Data entries
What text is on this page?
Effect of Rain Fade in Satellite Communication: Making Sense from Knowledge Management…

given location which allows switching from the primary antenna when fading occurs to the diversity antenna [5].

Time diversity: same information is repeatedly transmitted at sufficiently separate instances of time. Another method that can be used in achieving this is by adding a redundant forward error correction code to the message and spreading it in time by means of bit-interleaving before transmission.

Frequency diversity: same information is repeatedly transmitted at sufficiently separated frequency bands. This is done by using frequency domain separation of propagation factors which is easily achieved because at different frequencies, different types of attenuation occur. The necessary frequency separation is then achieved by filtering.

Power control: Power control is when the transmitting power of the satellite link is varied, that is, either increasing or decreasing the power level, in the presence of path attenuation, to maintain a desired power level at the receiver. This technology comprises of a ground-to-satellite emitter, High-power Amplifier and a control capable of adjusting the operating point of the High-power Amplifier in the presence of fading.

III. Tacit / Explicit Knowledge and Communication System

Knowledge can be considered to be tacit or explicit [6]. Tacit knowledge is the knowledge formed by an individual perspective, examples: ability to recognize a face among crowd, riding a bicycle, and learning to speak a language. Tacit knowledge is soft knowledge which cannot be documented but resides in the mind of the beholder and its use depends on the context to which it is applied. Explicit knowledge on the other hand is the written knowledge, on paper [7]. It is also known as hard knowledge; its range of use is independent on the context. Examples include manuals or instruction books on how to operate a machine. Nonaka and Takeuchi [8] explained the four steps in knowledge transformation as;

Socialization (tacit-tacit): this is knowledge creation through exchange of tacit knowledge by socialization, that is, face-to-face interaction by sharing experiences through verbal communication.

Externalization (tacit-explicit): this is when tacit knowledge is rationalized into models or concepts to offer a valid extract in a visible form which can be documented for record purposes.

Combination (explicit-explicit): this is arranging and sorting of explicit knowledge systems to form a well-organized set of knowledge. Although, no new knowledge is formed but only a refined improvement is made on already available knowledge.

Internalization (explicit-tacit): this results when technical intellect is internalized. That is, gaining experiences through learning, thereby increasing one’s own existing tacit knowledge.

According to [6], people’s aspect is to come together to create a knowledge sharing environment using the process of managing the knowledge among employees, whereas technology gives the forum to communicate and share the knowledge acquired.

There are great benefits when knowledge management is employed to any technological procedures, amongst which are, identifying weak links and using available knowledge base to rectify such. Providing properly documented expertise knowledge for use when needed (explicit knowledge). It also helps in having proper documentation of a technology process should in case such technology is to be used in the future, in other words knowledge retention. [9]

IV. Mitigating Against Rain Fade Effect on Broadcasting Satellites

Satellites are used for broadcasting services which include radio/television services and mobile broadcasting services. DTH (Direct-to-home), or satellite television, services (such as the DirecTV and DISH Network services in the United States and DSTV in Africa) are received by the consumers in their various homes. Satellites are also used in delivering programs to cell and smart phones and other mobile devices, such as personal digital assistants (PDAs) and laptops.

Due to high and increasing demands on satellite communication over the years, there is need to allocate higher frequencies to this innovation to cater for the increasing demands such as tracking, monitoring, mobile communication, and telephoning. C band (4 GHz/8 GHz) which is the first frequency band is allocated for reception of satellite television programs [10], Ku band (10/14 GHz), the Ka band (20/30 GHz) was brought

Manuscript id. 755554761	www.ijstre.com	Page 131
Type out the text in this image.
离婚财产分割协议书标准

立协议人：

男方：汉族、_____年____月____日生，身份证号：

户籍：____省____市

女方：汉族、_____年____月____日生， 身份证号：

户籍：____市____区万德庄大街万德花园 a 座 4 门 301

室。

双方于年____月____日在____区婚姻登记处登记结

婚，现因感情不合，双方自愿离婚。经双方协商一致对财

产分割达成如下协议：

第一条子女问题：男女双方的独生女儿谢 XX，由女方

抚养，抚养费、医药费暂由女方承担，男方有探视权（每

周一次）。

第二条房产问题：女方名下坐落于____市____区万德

#### STATED GOAL:
Starting with the line that contains "Type out the text in this image.", return each line through the last one of the data above, exactly as written and nothing more.

#### RESULT OF THIS EXERCISE:
Type out the text in this image.
离婚财产分割协议书标准

立协议人：

男方：汉族、_____年____月____日生，身份证号：

户籍：____省____市

女方：汉族、_____年____月____日生， 身份证号：

户籍：____市____区万德庄大街万德花园 a 座 4 门 301

室。

双方于年____月____日在____区婚姻登记处登记结

婚，现因感情不合，双方自愿离婚。经双方协商一致对财

产分割达成如下协议：

第一条子女问题：男女双方的独生女儿谢 XX，由女方

抚养，抚养费、医药费暂由女方承担，男方有探视权（每

周一次）。

第二条房产问题：女方名下坐落于____市____区万德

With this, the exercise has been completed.